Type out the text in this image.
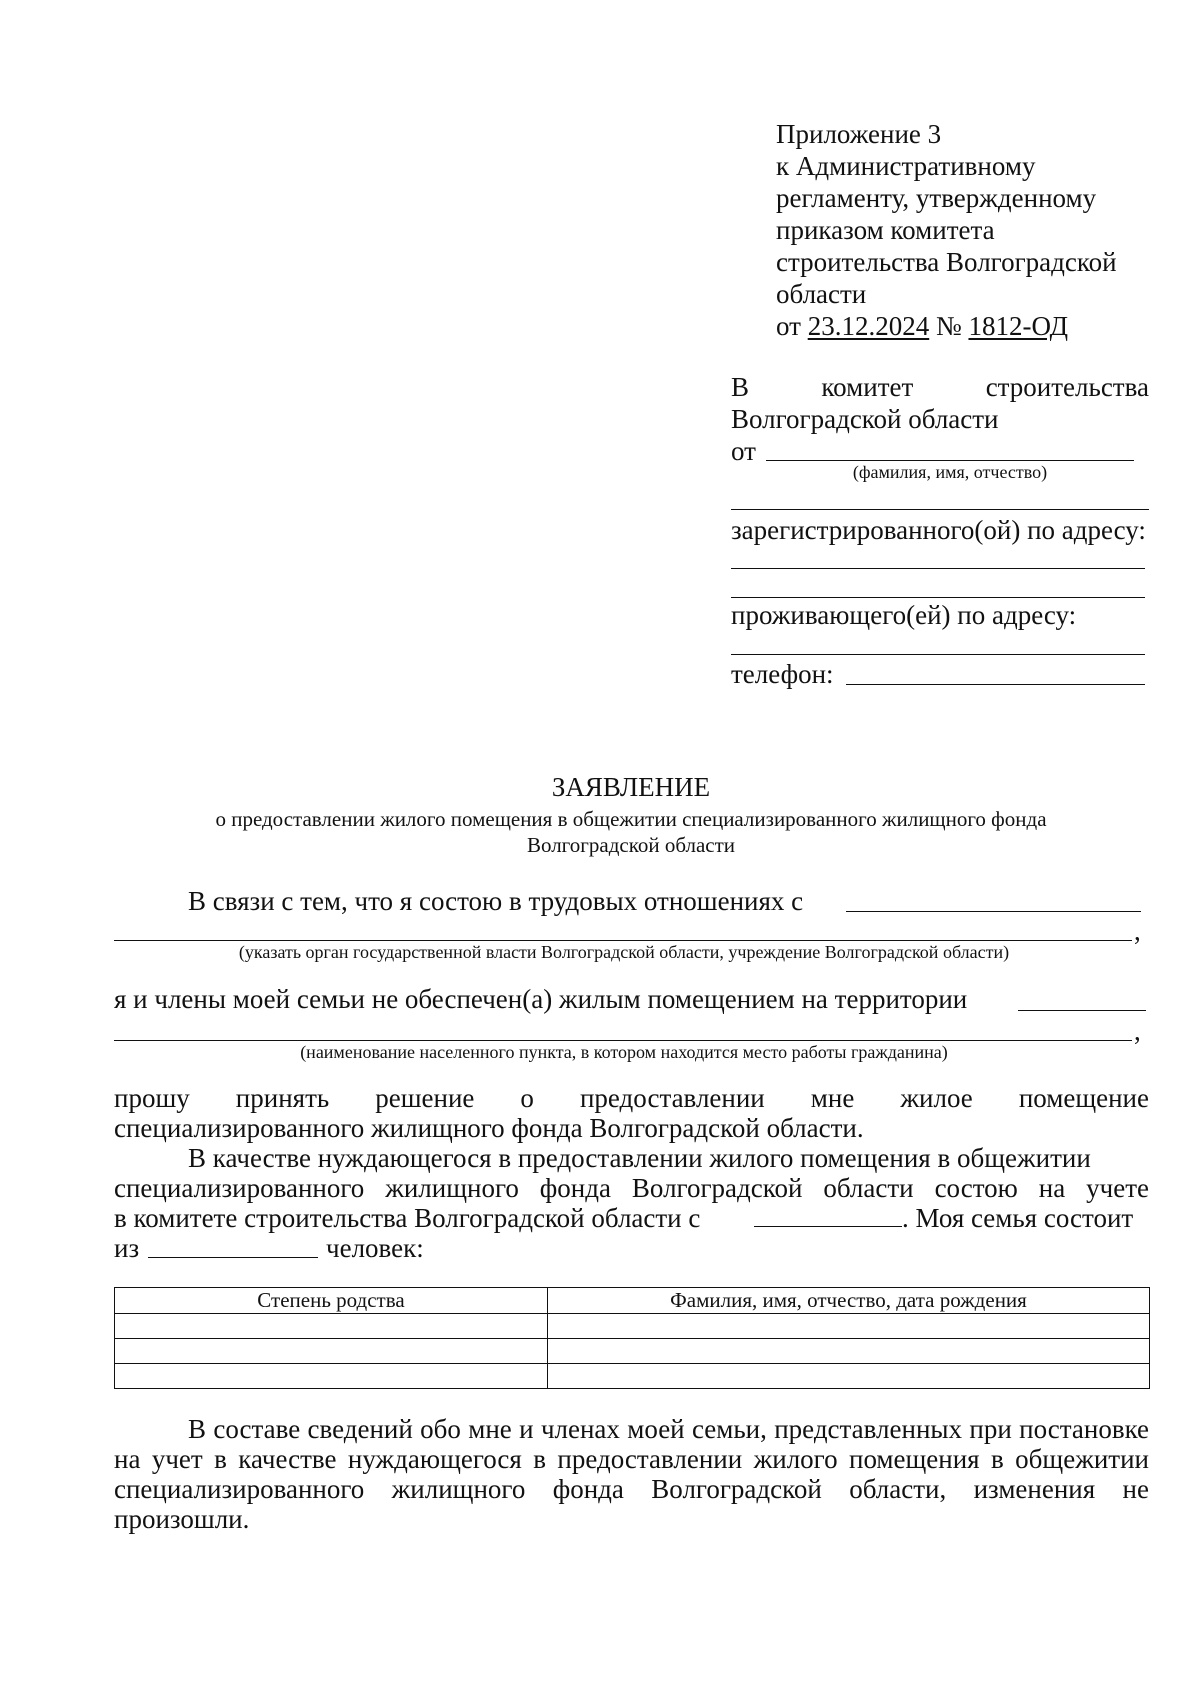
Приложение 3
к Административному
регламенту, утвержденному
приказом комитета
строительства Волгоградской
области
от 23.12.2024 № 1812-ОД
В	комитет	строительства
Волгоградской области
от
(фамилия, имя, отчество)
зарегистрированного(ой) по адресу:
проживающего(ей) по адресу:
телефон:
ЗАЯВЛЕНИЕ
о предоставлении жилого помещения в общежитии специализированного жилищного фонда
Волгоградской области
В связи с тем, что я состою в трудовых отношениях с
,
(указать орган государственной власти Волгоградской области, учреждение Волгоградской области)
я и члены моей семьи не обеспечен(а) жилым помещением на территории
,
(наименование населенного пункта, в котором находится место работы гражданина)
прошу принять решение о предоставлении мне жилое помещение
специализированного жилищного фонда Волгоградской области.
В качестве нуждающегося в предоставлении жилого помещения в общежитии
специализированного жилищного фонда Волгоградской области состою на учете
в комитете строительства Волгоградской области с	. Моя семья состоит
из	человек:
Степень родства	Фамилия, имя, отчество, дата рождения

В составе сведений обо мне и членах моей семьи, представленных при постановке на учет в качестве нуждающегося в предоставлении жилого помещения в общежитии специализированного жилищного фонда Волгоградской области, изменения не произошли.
--- --- ---
— Problem description —
All records above are to be printed exactly, minus the pictures they contain.

— Solution —
Type out the text in this image.
Приложение 3
к Административному
регламенту, утвержденному
приказом комитета
строительства Волгоградской
области
от 23.12.2024 № 1812-ОД
В	комитет	строительства
Волгоградской области
от
(фамилия, имя, отчество)
зарегистрированного(ой) по адресу:
проживающего(ей) по адресу:
телефон:
ЗАЯВЛЕНИЕ
о предоставлении жилого помещения в общежитии специализированного жилищного фонда
Волгоградской области
В связи с тем, что я состою в трудовых отношениях с
,
(указать орган государственной власти Волгоградской области, учреждение Волгоградской области)
я и члены моей семьи не обеспечен(а) жилым помещением на территории
,
(наименование населенного пункта, в котором находится место работы гражданина)
прошу принять решение о предоставлении мне жилое помещение
специализированного жилищного фонда Волгоградской области.
В качестве нуждающегося в предоставлении жилого помещения в общежитии
специализированного жилищного фонда Волгоградской области состою на учете
в комитете строительства Волгоградской области с	. Моя семья состоит
из	человек:
Степень родства	Фамилия, имя, отчество, дата рождения

В составе сведений обо мне и членах моей семьи, представленных при постановке на учет в качестве нуждающегося в предоставлении жилого помещения в общежитии специализированного жилищного фонда Волгоградской области, изменения не произошли.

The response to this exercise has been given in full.